Can you find the lines of the listing that include "detail" and copy every one?

Dataset items:
[Start]

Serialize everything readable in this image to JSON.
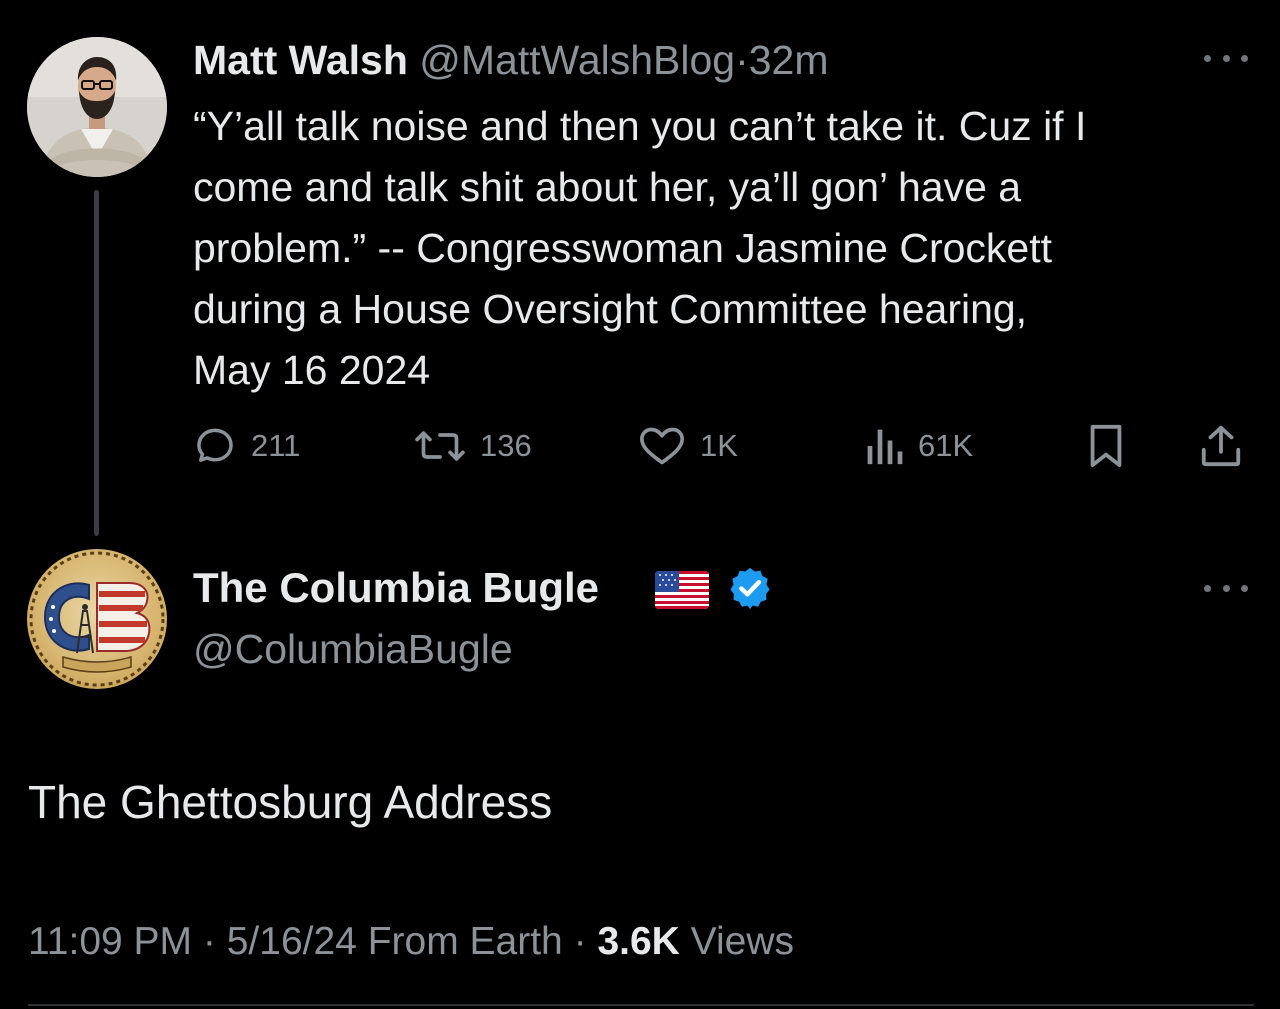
{
  "parent_tweet": {
    "author_name": "Matt Walsh",
    "author_handle": "@MattWalshBlog",
    "separator": "·",
    "time": "32m",
    "text": "“Y’all talk noise and then you can’t take it. Cuz if I\ncome and talk shit about her, ya’ll gon’ have a\nproblem.” -- Congresswoman Jasmine Crockett\nduring a House Oversight Committee hearing,\nMay 16 2024",
    "actions": {
      "replies": "211",
      "reposts": "136",
      "likes": "1K",
      "views": "61K"
    }
  },
  "main_tweet": {
    "author_name": "The Columbia Bugle",
    "author_flag_icon": "us-flag-emoji",
    "verified_color": "#1d9bf0",
    "author_handle": "@ColumbiaBugle",
    "text": "The Ghettosburg Address",
    "meta": {
      "time": "11:09 PM",
      "separator": "·",
      "date": "5/16/24",
      "source": "From Earth",
      "views_count": "3.6K",
      "views_label": "Views"
    }
  },
  "colors": {
    "background": "#000000",
    "primary_text": "#e7e9ea",
    "secondary_text": "#8b9298",
    "accent_blue": "#1d9bf0"
  }
}
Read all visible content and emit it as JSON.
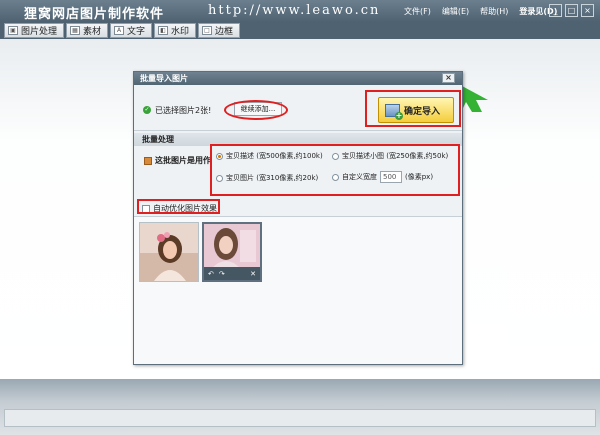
{
  "app": {
    "title": "狸窝网店图片制作软件",
    "url": "http://www.leawo.cn"
  },
  "menu": {
    "file": "文件(F)",
    "edit": "编辑(E)",
    "help": "帮助(H)",
    "login": "登录见(D)"
  },
  "window_controls": {
    "minimize": "_",
    "maximize": "□",
    "close": "×"
  },
  "tabs": [
    {
      "label": "图片处理",
      "icon": "image-icon"
    },
    {
      "label": "素材",
      "icon": "material-icon"
    },
    {
      "label": "文字",
      "icon": "text-icon"
    },
    {
      "label": "水印",
      "icon": "watermark-icon"
    },
    {
      "label": "边框",
      "icon": "border-icon"
    }
  ],
  "dialog": {
    "title": "批量导入图片",
    "close": "×",
    "selected_text": "已选择图片2张!",
    "add_more": "继续添加...",
    "confirm": "确定导入",
    "section_title": "批量处理",
    "use_label": "这批图片是用作",
    "options": [
      {
        "label": "宝贝描述",
        "detail": "(宽500像素,约100k)",
        "selected": true
      },
      {
        "label": "宝贝描述小图",
        "detail": "(宽250像素,约50k)",
        "selected": false
      },
      {
        "label": "宝贝图片",
        "detail": "(宽310像素,约20k)",
        "selected": false
      },
      {
        "label": "自定义宽度",
        "detail": "(像素px)",
        "selected": false
      }
    ],
    "custom_width_value": "500",
    "optimize_label": "自动优化图片效果",
    "thumb_actions": {
      "rotate_left": "↶",
      "rotate_right": "↷",
      "delete": "✕"
    }
  },
  "colors": {
    "titlebar": "#56697a",
    "highlight": "#e02020",
    "confirm_button": "#f5cd3c",
    "arrow": "#33b233"
  }
}
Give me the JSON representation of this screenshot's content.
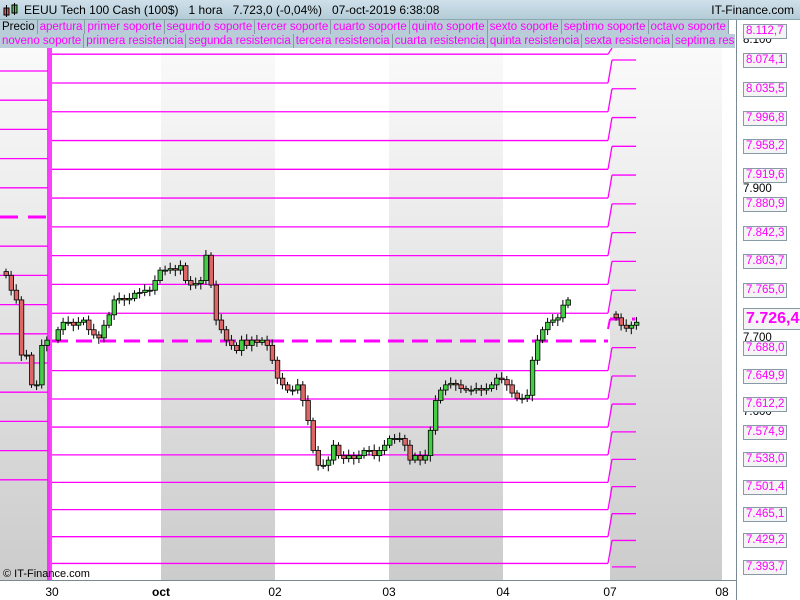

[End]

The result |
        "detail": "(宽500像素,约100k)",
        "detail": "(宽250像素,约50k)",
        "detail": "(宽310像素,约20k)",
        "detail": "(像素px)",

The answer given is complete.